Hahahahaha. I get it, you're building a narrative, but people have to pay really close attention to all of your important links in order to really get the whole story. That's a good idea. One thing you've needed is to make your links more insular so that they're even less appealing to everybody posting here.
Posted by Gordn27
at April 6, 2010 8:48 PM
comment #26
BurmaShave
says ...
Gordn, I'm guilty of it too from time to time, but I think you need to stop reacting to Dee. This is how these threads go off the rails as much as anything. I think we had a good one going here too, amazingly free of animosity.
Posted by BurmaShave
at April 6, 2010 9:43 PM
comment #27
Gordn27
says ...
yeah, fair enough. (I usually try to keep it in threads that are already dead anyway)
Kids in the Hall has this to say on the subject:
http://www.youtube.com/watch?v=5xillqqt0Y0
Posted by Gordn27
at April 6, 2010 9:57 PM
comment #28
markj
says ...
Love The Doors. Really looking forward to this doc.
Posted by markj
at April 7, 2010 12:42 AM
comment #29
DeeZee
says ...
Blockbuster and three major studios try to carve out a new monopoly on rentals.
Latest Nuart schedule.
Posted by DeeZee
at April 7, 2010 1:19 AM
comment #30
Rich S.
says ...
I've always liked the Doors, but, seeing how I haven't paid much attention to them in the last few years, I was not aware that the pop culture opinion had turned against them.
I'm not completely surprised. My own opinion kind of changed, ironically with the release of Stone's movie. I liked it as an extended music video, but found it hard to take a lot of the mysticism seriously. This is particularly since I doubt Morrison really took it all that seriously. I think, like most rock stars, he mostly just wanted to get high and get laid.
In the end, I've always thought the Doors were a good band with one great songwriter and musician (Robbie Krieger), and a male-model-esque loon that women seemed to really, really like. Nothing wrong with that, but nothing to get too excited about.
Posted by Rich S.
at April 7, 2010 5:48 AM
comment #31
TL
says ...
In general, 30 seems to be the cut-off point as far as Doors interest is concerned. My friends who are over 30 generally like The Doors, whereas my friends under 30 just wanna make fun of them.
Funny, my experience is just the opposite -- all the "shamanism," psychedelic poetry, pseudo-jazz, death romanticism, etc., was real exciting when I was a teenager. Now it just seems kind of pretentious. "The Celebration of the Lizard" -- seriously?

RECORDED INFORMATION.
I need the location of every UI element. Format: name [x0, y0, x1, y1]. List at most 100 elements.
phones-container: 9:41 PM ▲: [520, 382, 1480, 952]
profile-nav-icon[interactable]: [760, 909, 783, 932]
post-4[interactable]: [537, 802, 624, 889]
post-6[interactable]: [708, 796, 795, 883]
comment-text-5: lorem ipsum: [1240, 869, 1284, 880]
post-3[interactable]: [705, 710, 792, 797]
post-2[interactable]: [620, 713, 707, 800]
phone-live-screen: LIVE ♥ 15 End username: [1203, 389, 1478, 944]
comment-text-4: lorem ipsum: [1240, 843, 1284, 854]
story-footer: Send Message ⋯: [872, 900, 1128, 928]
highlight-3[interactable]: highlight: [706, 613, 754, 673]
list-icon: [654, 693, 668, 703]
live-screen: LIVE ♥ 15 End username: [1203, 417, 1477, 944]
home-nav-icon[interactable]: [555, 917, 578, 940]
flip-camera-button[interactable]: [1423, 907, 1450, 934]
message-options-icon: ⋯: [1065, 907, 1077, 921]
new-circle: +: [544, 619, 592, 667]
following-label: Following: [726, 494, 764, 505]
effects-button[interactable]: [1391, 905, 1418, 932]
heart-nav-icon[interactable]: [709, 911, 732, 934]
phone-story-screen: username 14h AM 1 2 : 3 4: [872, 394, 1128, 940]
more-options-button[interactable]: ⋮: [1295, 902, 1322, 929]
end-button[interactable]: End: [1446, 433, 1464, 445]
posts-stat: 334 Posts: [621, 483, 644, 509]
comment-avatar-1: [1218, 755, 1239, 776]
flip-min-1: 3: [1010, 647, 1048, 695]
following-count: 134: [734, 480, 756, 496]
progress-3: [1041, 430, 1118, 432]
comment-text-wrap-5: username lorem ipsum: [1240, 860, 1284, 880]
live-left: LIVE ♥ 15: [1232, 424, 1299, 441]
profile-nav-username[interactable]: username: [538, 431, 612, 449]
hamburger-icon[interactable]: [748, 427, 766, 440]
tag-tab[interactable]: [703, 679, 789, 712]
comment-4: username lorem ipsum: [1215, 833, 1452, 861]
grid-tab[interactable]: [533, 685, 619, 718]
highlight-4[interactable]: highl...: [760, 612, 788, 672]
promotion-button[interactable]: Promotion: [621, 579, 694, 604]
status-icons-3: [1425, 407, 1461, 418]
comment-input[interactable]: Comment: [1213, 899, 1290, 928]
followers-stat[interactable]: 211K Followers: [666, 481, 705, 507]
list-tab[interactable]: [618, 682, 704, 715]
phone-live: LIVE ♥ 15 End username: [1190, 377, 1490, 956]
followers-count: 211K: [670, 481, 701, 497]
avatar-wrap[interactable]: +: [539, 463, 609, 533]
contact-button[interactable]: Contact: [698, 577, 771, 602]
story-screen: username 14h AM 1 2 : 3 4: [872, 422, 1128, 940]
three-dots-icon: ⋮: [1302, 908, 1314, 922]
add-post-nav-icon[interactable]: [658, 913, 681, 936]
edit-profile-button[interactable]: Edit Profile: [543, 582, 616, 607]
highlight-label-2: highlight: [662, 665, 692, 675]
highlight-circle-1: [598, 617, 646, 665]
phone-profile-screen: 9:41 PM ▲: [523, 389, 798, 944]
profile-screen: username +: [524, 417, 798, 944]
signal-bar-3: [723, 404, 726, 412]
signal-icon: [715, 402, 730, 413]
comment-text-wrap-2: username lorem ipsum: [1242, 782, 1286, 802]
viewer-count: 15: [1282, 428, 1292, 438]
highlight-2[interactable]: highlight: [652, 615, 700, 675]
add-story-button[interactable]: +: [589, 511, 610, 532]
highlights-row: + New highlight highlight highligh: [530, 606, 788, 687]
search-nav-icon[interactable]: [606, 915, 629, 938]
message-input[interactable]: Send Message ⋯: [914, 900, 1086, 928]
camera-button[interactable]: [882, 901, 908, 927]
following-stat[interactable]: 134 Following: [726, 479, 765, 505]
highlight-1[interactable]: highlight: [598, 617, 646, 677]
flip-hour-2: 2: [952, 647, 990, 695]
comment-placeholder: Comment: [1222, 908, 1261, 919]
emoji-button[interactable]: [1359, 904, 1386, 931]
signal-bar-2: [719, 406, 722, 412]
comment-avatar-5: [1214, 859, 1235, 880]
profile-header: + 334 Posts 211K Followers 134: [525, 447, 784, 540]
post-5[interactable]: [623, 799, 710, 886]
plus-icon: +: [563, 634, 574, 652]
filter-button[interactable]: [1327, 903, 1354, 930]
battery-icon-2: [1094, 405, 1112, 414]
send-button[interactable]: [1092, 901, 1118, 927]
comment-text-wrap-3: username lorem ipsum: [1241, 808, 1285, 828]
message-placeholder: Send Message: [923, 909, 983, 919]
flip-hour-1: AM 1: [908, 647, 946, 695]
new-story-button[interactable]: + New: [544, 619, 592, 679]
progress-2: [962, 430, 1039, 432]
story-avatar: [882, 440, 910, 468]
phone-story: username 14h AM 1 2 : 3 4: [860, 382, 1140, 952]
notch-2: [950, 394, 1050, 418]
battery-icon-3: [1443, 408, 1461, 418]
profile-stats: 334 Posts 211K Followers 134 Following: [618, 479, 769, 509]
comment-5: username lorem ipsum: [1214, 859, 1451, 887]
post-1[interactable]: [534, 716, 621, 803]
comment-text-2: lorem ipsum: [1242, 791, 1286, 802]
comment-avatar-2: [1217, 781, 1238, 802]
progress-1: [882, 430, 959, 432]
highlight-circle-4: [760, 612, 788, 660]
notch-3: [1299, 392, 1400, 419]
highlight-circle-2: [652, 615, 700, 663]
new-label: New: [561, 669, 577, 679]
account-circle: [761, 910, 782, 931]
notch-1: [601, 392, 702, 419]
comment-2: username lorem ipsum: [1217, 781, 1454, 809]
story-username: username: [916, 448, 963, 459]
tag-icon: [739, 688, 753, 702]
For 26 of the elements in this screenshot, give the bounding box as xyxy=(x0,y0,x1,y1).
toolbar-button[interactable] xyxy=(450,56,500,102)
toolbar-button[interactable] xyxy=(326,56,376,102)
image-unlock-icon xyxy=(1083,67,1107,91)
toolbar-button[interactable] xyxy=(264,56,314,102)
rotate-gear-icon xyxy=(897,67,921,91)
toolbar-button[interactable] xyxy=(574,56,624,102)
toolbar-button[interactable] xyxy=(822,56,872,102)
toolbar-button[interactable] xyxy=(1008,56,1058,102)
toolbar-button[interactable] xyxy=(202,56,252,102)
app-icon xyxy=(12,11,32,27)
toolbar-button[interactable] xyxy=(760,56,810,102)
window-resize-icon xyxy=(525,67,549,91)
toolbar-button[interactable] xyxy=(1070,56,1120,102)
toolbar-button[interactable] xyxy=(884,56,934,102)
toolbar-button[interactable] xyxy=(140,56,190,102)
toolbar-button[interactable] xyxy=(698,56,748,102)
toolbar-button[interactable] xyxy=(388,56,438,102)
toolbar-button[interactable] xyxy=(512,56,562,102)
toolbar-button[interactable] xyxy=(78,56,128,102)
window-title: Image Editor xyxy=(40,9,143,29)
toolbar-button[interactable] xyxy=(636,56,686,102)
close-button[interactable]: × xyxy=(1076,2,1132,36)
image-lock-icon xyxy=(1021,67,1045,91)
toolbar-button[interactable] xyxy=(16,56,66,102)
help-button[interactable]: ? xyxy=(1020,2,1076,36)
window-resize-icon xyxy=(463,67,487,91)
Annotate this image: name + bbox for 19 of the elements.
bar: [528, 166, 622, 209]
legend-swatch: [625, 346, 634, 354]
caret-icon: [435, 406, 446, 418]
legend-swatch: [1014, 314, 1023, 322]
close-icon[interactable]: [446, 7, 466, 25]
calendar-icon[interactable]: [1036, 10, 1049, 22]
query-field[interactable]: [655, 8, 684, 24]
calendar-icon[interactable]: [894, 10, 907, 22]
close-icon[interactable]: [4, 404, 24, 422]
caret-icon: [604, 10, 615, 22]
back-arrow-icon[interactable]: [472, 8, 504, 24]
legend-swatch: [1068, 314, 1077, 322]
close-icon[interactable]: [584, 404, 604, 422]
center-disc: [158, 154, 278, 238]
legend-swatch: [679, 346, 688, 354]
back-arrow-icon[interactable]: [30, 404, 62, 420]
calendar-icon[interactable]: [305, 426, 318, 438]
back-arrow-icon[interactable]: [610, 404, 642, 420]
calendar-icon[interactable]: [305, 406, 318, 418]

TASK SET.
**A)** According to the comment thread, why does BurmaShave tell Gordn to stop reacting to Dee? Answer in one to three sentences.
**B)** From the comment thread, return the passage starting at "Latest Nuart schedule." and ending at "Posted by Rich S.".

SOLVED PROBLEMS.
**A)** BurmaShave says that reacting to Dee is how these threads go off the rails as much as anything. BurmaShave also notes that this thread had been a good one, amazingly free of animosity.

**B)**
Latest Nuart schedule.
Posted by DeeZee
at April 7, 2010 1:19 AM
comment #30
Rich S.
says ...
I've always liked the Doors, but, seeing how I haven't paid much attention to them in the last few years, I was not aware that the pop culture opinion had turned against them.
I'm not completely surprised. My own opinion kind of changed, ironically with the release of Stone's movie. I liked it as an extended music video, but found it hard to take a lot of the mysticism seriously. This is particularly since I doubt Morrison really took it all that seriously. I think, like most rock stars, he mostly just wanted to get high and get laid.
In the end, I've always thought the Doors were a good band with one great songwriter and musician (Robbie Krieger), and a male-model-esque loon that women seemed to really, really like. Nothing wrong with that, but nothing to get too excited about.
Posted by Rich S.